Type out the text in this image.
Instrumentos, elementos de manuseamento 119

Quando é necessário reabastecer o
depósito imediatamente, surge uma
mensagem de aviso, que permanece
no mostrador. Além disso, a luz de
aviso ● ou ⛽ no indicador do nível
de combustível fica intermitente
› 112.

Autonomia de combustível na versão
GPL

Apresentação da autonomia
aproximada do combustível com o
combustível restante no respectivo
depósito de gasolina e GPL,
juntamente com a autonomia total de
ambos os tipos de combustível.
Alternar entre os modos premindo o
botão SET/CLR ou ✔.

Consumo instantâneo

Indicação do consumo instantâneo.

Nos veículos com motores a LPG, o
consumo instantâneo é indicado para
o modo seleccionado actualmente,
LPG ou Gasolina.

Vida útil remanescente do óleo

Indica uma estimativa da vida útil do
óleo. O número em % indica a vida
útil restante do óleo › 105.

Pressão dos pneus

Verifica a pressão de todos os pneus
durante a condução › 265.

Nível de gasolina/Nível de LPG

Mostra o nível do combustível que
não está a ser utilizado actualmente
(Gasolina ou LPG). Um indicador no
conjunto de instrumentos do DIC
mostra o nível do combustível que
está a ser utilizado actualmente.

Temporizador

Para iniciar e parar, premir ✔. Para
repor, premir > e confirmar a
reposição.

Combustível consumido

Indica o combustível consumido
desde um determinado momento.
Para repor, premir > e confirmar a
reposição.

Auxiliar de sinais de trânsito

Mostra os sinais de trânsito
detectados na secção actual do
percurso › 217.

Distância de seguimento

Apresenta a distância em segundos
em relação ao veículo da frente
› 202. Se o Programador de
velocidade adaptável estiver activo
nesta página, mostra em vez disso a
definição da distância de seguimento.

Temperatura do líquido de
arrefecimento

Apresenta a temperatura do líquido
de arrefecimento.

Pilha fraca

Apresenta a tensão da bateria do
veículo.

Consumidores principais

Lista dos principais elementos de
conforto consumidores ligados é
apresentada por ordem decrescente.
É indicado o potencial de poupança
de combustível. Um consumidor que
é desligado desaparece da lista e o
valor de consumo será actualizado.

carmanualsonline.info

..........

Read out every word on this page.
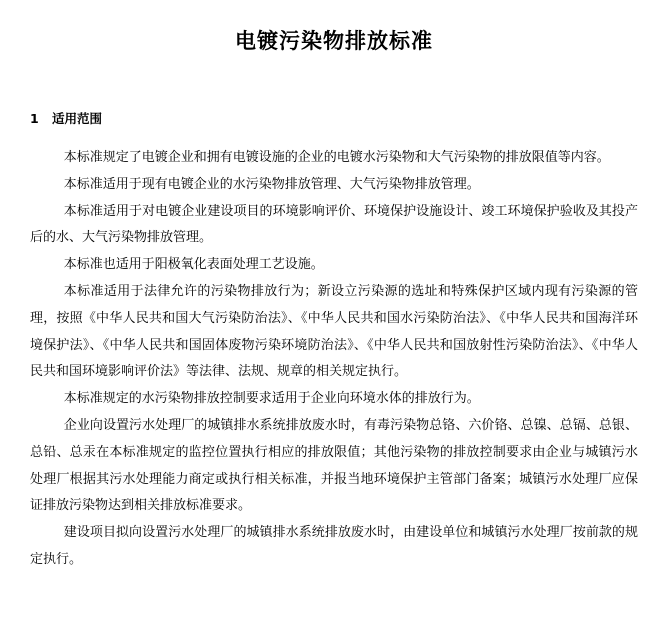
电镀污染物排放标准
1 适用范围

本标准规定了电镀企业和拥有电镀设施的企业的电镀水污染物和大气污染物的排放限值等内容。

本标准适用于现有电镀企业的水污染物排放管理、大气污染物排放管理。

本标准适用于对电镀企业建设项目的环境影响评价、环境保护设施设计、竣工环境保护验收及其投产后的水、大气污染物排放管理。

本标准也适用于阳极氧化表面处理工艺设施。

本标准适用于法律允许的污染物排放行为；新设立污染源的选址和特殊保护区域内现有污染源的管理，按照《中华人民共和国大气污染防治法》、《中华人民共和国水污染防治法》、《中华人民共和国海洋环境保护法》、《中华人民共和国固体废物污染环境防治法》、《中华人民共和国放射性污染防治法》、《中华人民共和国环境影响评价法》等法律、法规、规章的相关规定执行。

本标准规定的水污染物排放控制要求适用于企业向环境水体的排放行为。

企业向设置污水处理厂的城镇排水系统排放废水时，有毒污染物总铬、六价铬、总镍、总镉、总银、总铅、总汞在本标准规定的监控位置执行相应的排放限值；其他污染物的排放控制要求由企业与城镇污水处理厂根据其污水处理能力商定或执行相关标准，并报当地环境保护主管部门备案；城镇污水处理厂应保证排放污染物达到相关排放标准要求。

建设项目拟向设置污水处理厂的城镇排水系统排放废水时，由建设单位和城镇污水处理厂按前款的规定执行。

..........

• Instructions for the task
Return all lines containing the word "大气污染物排放管理".

• The solution
本标准适用于现有电镀企业的水污染物排放管理、大气污染物排放管理。
本标准适用于对电镀企业建设项目的环境影响评价、环境保护设施设计、竣工环境保护验收及其投产后的水、大气污染物排放管理。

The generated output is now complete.